_Records shown_:

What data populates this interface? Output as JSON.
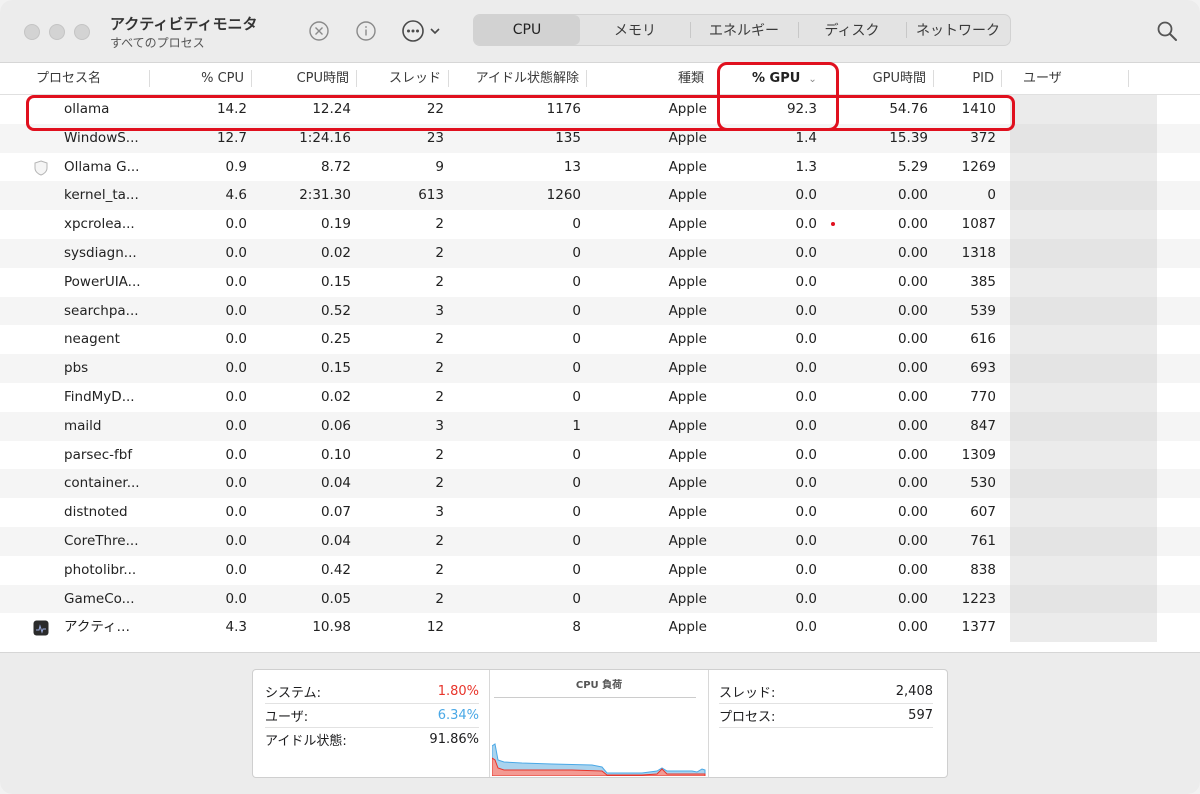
{
  "toolbar": {
    "title": "アクティビティモニタ",
    "subtitle": "すべてのプロセス",
    "tabs": [
      "CPU",
      "メモリ",
      "エネルギー",
      "ディスク",
      "ネットワーク"
    ],
    "active_tab": "CPU"
  },
  "table": {
    "headers": {
      "name": "プロセス名",
      "cpu": "% CPU",
      "cpu_time": "CPU時間",
      "threads": "スレッド",
      "idle_wakeups": "アイドル状態解除",
      "kind": "種類",
      "gpu": "% GPU",
      "gpu_time": "GPU時間",
      "pid": "PID",
      "user": "ユーザ"
    },
    "sort_column": "% GPU",
    "rows": [
      {
        "name": "ollama",
        "cpu": "14.2",
        "cpu_time": "12.24",
        "threads": "22",
        "idle": "1176",
        "kind": "Apple",
        "gpu": "92.3",
        "gpu_time": "54.76",
        "pid": "1410",
        "icon": ""
      },
      {
        "name": "WindowS...",
        "cpu": "12.7",
        "cpu_time": "1:24.16",
        "threads": "23",
        "idle": "135",
        "kind": "Apple",
        "gpu": "1.4",
        "gpu_time": "15.39",
        "pid": "372",
        "icon": ""
      },
      {
        "name": "Ollama G...",
        "cpu": "0.9",
        "cpu_time": "8.72",
        "threads": "9",
        "idle": "13",
        "kind": "Apple",
        "gpu": "1.3",
        "gpu_time": "5.29",
        "pid": "1269",
        "icon": "shield-icon"
      },
      {
        "name": "kernel_ta...",
        "cpu": "4.6",
        "cpu_time": "2:31.30",
        "threads": "613",
        "idle": "1260",
        "kind": "Apple",
        "gpu": "0.0",
        "gpu_time": "0.00",
        "pid": "0",
        "icon": ""
      },
      {
        "name": "xpcrolea...",
        "cpu": "0.0",
        "cpu_time": "0.19",
        "threads": "2",
        "idle": "0",
        "kind": "Apple",
        "gpu": "0.0",
        "gpu_time": "0.00",
        "pid": "1087",
        "icon": ""
      },
      {
        "name": "sysdiagn...",
        "cpu": "0.0",
        "cpu_time": "0.02",
        "threads": "2",
        "idle": "0",
        "kind": "Apple",
        "gpu": "0.0",
        "gpu_time": "0.00",
        "pid": "1318",
        "icon": ""
      },
      {
        "name": "PowerUIA...",
        "cpu": "0.0",
        "cpu_time": "0.15",
        "threads": "2",
        "idle": "0",
        "kind": "Apple",
        "gpu": "0.0",
        "gpu_time": "0.00",
        "pid": "385",
        "icon": ""
      },
      {
        "name": "searchpa...",
        "cpu": "0.0",
        "cpu_time": "0.52",
        "threads": "3",
        "idle": "0",
        "kind": "Apple",
        "gpu": "0.0",
        "gpu_time": "0.00",
        "pid": "539",
        "icon": ""
      },
      {
        "name": "neagent",
        "cpu": "0.0",
        "cpu_time": "0.25",
        "threads": "2",
        "idle": "0",
        "kind": "Apple",
        "gpu": "0.0",
        "gpu_time": "0.00",
        "pid": "616",
        "icon": ""
      },
      {
        "name": "pbs",
        "cpu": "0.0",
        "cpu_time": "0.15",
        "threads": "2",
        "idle": "0",
        "kind": "Apple",
        "gpu": "0.0",
        "gpu_time": "0.00",
        "pid": "693",
        "icon": ""
      },
      {
        "name": "FindMyD...",
        "cpu": "0.0",
        "cpu_time": "0.02",
        "threads": "2",
        "idle": "0",
        "kind": "Apple",
        "gpu": "0.0",
        "gpu_time": "0.00",
        "pid": "770",
        "icon": ""
      },
      {
        "name": "maild",
        "cpu": "0.0",
        "cpu_time": "0.06",
        "threads": "3",
        "idle": "1",
        "kind": "Apple",
        "gpu": "0.0",
        "gpu_time": "0.00",
        "pid": "847",
        "icon": ""
      },
      {
        "name": "parsec-fbf",
        "cpu": "0.0",
        "cpu_time": "0.10",
        "threads": "2",
        "idle": "0",
        "kind": "Apple",
        "gpu": "0.0",
        "gpu_time": "0.00",
        "pid": "1309",
        "icon": ""
      },
      {
        "name": "container...",
        "cpu": "0.0",
        "cpu_time": "0.04",
        "threads": "2",
        "idle": "0",
        "kind": "Apple",
        "gpu": "0.0",
        "gpu_time": "0.00",
        "pid": "530",
        "icon": ""
      },
      {
        "name": "distnoted",
        "cpu": "0.0",
        "cpu_time": "0.07",
        "threads": "3",
        "idle": "0",
        "kind": "Apple",
        "gpu": "0.0",
        "gpu_time": "0.00",
        "pid": "607",
        "icon": ""
      },
      {
        "name": "CoreThre...",
        "cpu": "0.0",
        "cpu_time": "0.04",
        "threads": "2",
        "idle": "0",
        "kind": "Apple",
        "gpu": "0.0",
        "gpu_time": "0.00",
        "pid": "761",
        "icon": ""
      },
      {
        "name": "photolibr...",
        "cpu": "0.0",
        "cpu_time": "0.42",
        "threads": "2",
        "idle": "0",
        "kind": "Apple",
        "gpu": "0.0",
        "gpu_time": "0.00",
        "pid": "838",
        "icon": ""
      },
      {
        "name": "GameCo...",
        "cpu": "0.0",
        "cpu_time": "0.05",
        "threads": "2",
        "idle": "0",
        "kind": "Apple",
        "gpu": "0.0",
        "gpu_time": "0.00",
        "pid": "1223",
        "icon": ""
      },
      {
        "name": "アクティ…",
        "cpu": "4.3",
        "cpu_time": "10.98",
        "threads": "12",
        "idle": "8",
        "kind": "Apple",
        "gpu": "0.0",
        "gpu_time": "0.00",
        "pid": "1377",
        "icon": "activity-monitor-icon"
      }
    ]
  },
  "summary": {
    "system_label": "システム:",
    "system_value": "1.80%",
    "user_label": "ユーザ:",
    "user_value": "6.34%",
    "idle_label": "アイドル状態:",
    "idle_value": "91.86%",
    "graph_title": "CPU 負荷",
    "threads_label": "スレッド:",
    "threads_value": "2,408",
    "processes_label": "プロセス:",
    "processes_value": "597"
  },
  "colors": {
    "system": "#e8352b",
    "user": "#4aa8e6",
    "highlight": "#e0101e"
  }
}
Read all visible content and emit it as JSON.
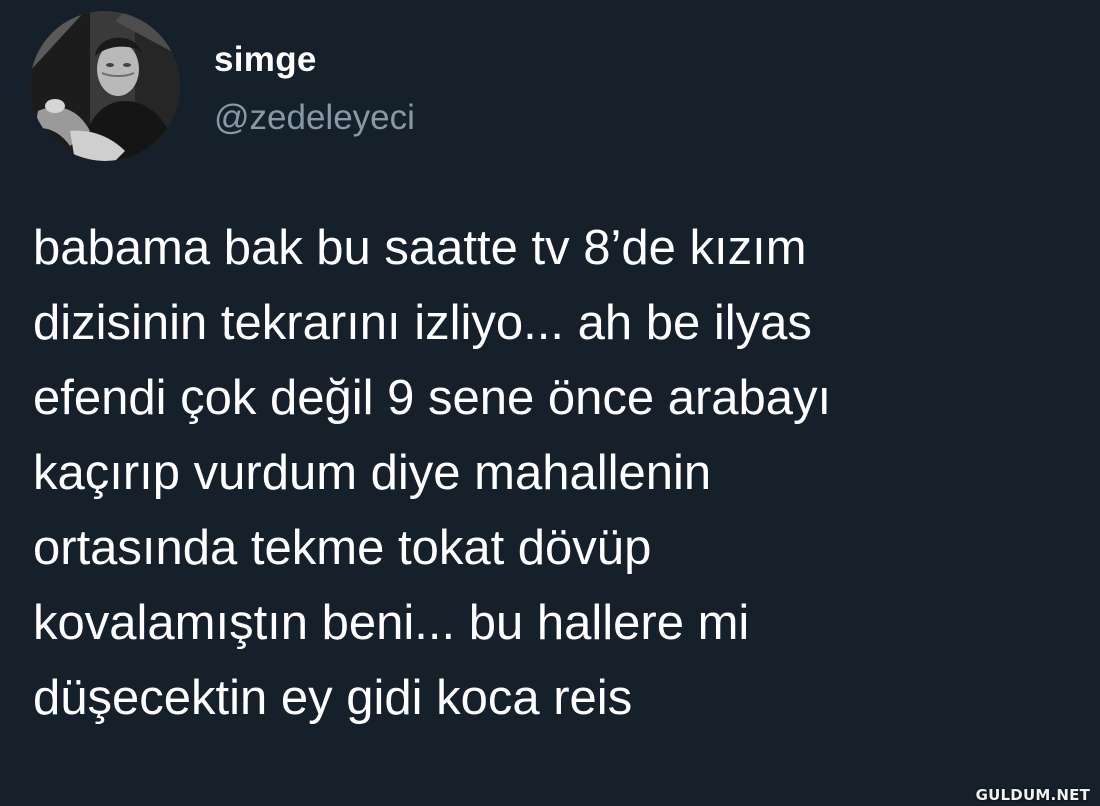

_Exercise_:
Which lines hold the word "JSON"? Return all of them from the records above.

_Output for this exercise_:
What data populates this interface? Output as JSON.
Read all visible content and emit it as JSON.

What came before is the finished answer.